What to work on » List every line below containing "heading".
____________
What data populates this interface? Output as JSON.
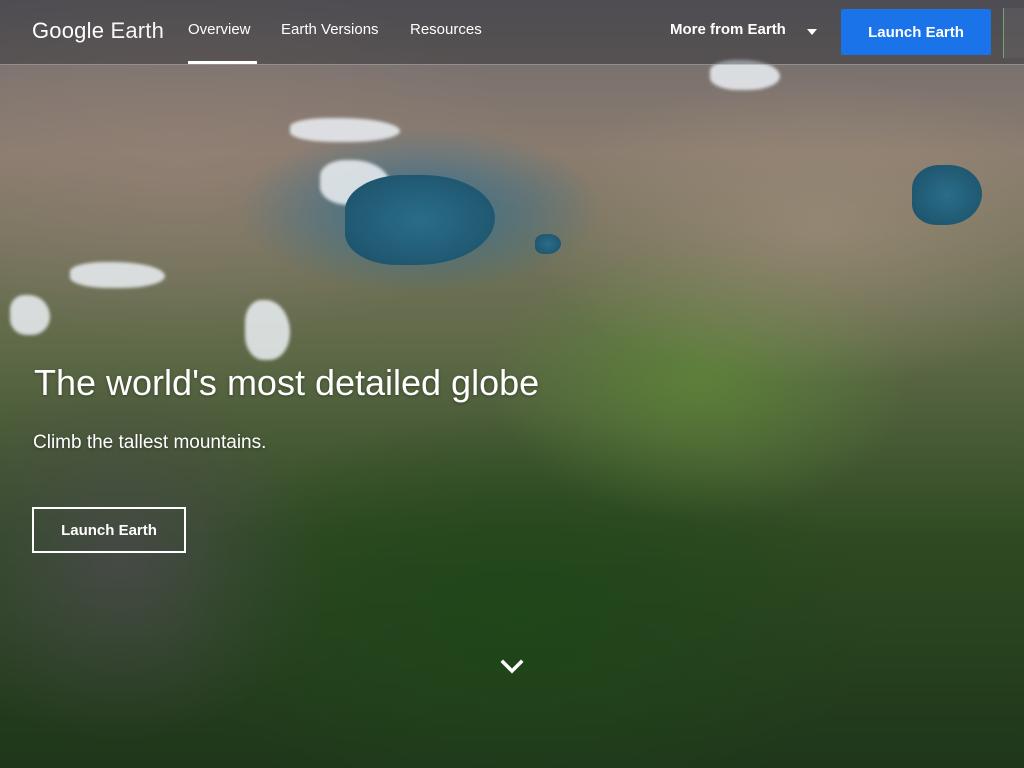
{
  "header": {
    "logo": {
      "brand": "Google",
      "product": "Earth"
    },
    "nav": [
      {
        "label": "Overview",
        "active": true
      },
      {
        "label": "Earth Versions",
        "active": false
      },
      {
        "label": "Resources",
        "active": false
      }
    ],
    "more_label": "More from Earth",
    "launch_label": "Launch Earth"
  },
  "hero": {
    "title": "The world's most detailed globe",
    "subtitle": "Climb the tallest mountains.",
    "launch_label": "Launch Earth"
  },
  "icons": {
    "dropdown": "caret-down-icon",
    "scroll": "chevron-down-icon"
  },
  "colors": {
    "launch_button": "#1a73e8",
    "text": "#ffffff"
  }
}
____________
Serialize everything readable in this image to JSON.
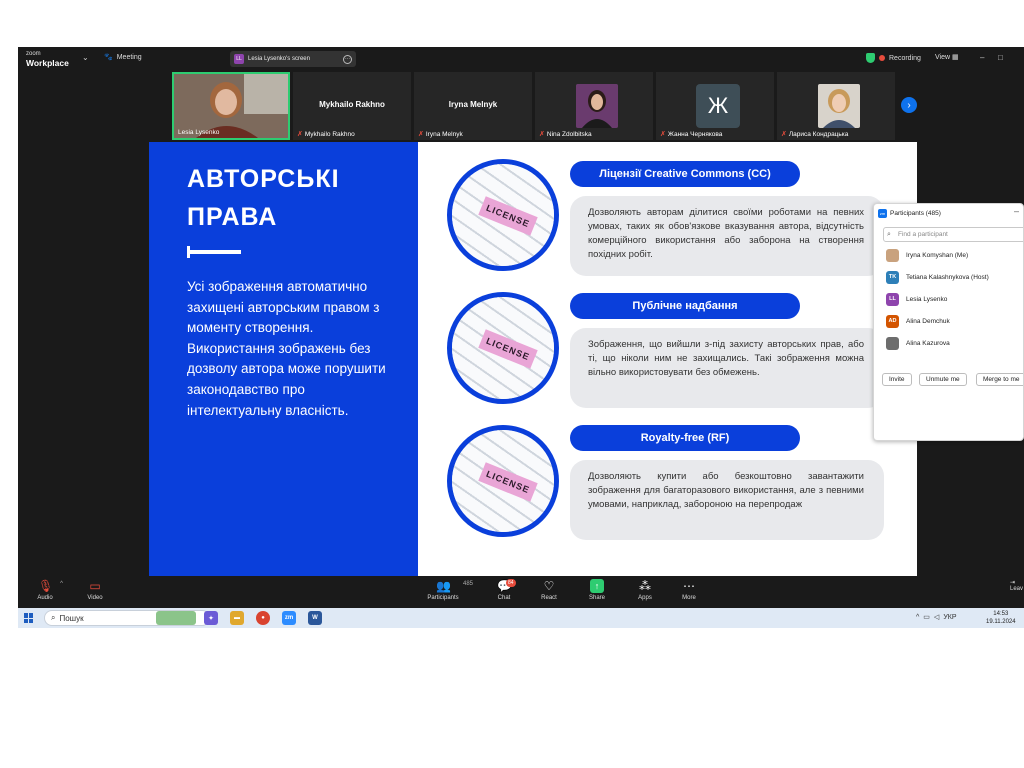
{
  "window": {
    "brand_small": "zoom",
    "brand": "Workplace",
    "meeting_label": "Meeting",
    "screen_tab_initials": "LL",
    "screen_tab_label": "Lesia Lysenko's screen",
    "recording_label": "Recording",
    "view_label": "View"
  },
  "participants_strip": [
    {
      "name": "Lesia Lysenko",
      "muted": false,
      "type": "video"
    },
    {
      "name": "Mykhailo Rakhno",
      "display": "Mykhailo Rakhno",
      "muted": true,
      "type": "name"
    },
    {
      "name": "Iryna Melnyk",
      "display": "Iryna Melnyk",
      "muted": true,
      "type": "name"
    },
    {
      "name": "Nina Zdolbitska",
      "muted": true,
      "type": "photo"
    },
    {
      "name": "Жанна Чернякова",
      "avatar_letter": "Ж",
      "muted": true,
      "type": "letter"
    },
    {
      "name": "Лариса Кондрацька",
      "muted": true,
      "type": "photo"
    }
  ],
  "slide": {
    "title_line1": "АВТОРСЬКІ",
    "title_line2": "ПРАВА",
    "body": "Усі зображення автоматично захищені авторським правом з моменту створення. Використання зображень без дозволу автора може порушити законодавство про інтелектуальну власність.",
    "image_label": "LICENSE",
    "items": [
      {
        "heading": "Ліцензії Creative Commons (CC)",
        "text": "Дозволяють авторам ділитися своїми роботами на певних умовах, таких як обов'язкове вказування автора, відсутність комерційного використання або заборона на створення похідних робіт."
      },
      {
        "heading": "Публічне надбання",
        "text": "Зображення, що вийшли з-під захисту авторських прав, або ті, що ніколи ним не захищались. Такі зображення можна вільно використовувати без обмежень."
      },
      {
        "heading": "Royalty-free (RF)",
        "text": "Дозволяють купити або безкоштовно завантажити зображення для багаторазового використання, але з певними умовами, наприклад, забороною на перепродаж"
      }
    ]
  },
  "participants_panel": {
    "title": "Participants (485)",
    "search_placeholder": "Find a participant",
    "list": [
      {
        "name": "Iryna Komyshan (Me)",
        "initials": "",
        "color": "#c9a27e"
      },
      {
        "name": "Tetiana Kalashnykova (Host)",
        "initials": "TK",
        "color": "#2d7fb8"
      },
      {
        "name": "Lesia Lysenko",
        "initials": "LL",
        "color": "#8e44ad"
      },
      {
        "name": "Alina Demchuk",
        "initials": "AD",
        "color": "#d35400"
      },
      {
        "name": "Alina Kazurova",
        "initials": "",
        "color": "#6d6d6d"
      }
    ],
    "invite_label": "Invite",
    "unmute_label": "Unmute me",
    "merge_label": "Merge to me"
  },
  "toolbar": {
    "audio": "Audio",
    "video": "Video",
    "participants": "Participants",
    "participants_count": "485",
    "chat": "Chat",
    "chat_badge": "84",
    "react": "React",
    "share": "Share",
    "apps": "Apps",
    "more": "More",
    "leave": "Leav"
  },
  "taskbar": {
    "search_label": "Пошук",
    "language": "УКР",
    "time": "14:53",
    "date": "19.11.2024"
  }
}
____________
Response to this exercise »
        "heading": "Ліцензії Creative Commons (CC)",
        "heading": "Публічне надбання",
        "heading": "Royalty-free (RF)",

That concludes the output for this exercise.